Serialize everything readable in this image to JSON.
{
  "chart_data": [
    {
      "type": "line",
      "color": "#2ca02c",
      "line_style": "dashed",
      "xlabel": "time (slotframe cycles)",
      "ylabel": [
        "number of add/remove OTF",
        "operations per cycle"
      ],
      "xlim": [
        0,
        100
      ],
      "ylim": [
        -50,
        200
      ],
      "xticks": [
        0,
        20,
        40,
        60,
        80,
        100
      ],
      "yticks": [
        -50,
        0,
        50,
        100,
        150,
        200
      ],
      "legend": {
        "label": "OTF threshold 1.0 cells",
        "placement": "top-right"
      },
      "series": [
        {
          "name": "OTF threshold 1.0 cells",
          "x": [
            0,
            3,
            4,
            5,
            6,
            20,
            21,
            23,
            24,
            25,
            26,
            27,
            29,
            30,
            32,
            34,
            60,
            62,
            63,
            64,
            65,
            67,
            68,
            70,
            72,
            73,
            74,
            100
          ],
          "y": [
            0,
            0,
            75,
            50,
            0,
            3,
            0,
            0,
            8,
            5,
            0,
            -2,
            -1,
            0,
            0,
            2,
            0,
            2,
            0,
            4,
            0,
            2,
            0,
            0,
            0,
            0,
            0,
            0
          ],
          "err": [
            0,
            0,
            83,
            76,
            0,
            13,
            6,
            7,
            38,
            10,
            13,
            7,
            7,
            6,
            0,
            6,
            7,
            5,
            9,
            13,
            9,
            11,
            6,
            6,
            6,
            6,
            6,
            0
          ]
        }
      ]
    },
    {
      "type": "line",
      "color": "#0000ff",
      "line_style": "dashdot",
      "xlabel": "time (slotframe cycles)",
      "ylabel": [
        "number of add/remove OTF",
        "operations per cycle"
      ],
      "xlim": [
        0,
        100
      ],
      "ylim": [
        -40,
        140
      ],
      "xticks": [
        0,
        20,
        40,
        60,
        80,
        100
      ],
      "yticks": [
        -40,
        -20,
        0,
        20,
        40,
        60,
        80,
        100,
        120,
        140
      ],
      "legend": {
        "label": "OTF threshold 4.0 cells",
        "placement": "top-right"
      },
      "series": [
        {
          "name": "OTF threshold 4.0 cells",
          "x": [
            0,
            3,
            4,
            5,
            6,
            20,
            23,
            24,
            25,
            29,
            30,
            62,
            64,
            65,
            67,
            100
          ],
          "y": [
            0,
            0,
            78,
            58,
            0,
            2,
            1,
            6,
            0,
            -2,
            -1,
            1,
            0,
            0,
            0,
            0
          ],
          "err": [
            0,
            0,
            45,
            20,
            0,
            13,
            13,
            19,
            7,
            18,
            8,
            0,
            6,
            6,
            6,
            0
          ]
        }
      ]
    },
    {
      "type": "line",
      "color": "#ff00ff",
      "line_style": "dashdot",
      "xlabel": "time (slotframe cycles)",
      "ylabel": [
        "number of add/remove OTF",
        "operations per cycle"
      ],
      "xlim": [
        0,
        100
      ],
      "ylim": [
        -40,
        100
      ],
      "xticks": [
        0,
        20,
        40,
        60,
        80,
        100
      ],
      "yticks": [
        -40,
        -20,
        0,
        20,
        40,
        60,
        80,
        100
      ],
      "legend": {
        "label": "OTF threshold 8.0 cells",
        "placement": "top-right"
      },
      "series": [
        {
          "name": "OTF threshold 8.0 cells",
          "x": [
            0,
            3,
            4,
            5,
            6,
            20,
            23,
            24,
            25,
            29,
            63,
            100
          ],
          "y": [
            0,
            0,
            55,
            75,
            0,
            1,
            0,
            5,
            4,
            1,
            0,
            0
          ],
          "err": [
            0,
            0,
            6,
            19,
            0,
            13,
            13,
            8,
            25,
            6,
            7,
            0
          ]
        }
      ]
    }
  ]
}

+---+

● **Task brief**: Would you print each line of the listing again, unaltered?

● **Worked solution**:
Serialize everything readable in this image to JSON.
{
  "chart_data": [
    {
      "type": "line",
      "color": "#2ca02c",
      "line_style": "dashed",
      "xlabel": "time (slotframe cycles)",
      "ylabel": [
        "number of add/remove OTF",
        "operations per cycle"
      ],
      "xlim": [
        0,
        100
      ],
      "ylim": [
        -50,
        200
      ],
      "xticks": [
        0,
        20,
        40,
        60,
        80,
        100
      ],
      "yticks": [
        -50,
        0,
        50,
        100,
        150,
        200
      ],
      "legend": {
        "label": "OTF threshold 1.0 cells",
        "placement": "top-right"
      },
      "series": [
        {
          "name": "OTF threshold 1.0 cells",
          "x": [
            0,
            3,
            4,
            5,
            6,
            20,
            21,
            23,
            24,
            25,
            26,
            27,
            29,
            30,
            32,
            34,
            60,
            62,
            63,
            64,
            65,
            67,
            68,
            70,
            72,
            73,
            74,
            100
          ],
          "y": [
            0,
            0,
            75,
            50,
            0,
            3,
            0,
            0,
            8,
            5,
            0,
            -2,
            -1,
            0,
            0,
            2,
            0,
            2,
            0,
            4,
            0,
            2,
            0,
            0,
            0,
            0,
            0,
            0
          ],
          "err": [
            0,
            0,
            83,
            76,
            0,
            13,
            6,
            7,
            38,
            10,
            13,
            7,
            7,
            6,
            0,
            6,
            7,
            5,
            9,
            13,
            9,
            11,
            6,
            6,
            6,
            6,
            6,
            0
          ]
        }
      ]
    },
    {
      "type": "line",
      "color": "#0000ff",
      "line_style": "dashdot",
      "xlabel": "time (slotframe cycles)",
      "ylabel": [
        "number of add/remove OTF",
        "operations per cycle"
      ],
      "xlim": [
        0,
        100
      ],
      "ylim": [
        -40,
        140
      ],
      "xticks": [
        0,
        20,
        40,
        60,
        80,
        100
      ],
      "yticks": [
        -40,
        -20,
        0,
        20,
        40,
        60,
        80,
        100,
        120,
        140
      ],
      "legend": {
        "label": "OTF threshold 4.0 cells",
        "placement": "top-right"
      },
      "series": [
        {
          "name": "OTF threshold 4.0 cells",
          "x": [
            0,
            3,
            4,
            5,
            6,
            20,
            23,
            24,
            25,
            29,
            30,
            62,
            64,
            65,
            67,
            100
          ],
          "y": [
            0,
            0,
            78,
            58,
            0,
            2,
            1,
            6,
            0,
            -2,
            -1,
            1,
            0,
            0,
            0,
            0
          ],
          "err": [
            0,
            0,
            45,
            20,
            0,
            13,
            13,
            19,
            7,
            18,
            8,
            0,
            6,
            6,
            6,
            0
          ]
        }
      ]
    },
    {
      "type": "line",
      "color": "#ff00ff",
      "line_style": "dashdot",
      "xlabel": "time (slotframe cycles)",
      "ylabel": [
        "number of add/remove OTF",
        "operations per cycle"
      ],
      "xlim": [
        0,
        100
      ],
      "ylim": [
        -40,
        100
      ],
      "xticks": [
        0,
        20,
        40,
        60,
        80,
        100
      ],
      "yticks": [
        -40,
        -20,
        0,
        20,
        40,
        60,
        80,
        100
      ],
      "legend": {
        "label": "OTF threshold 8.0 cells",
        "placement": "top-right"
      },
      "series": [
        {
          "name": "OTF threshold 8.0 cells",
          "x": [
            0,
            3,
            4,
            5,
            6,
            20,
            23,
            24,
            25,
            29,
            63,
            100
          ],
          "y": [
            0,
            0,
            55,
            75,
            0,
            1,
            0,
            5,
            4,
            1,
            0,
            0
          ],
          "err": [
            0,
            0,
            6,
            19,
            0,
            13,
            13,
            8,
            25,
            6,
            7,
            0
          ]
        }
      ]
    }
  ]
}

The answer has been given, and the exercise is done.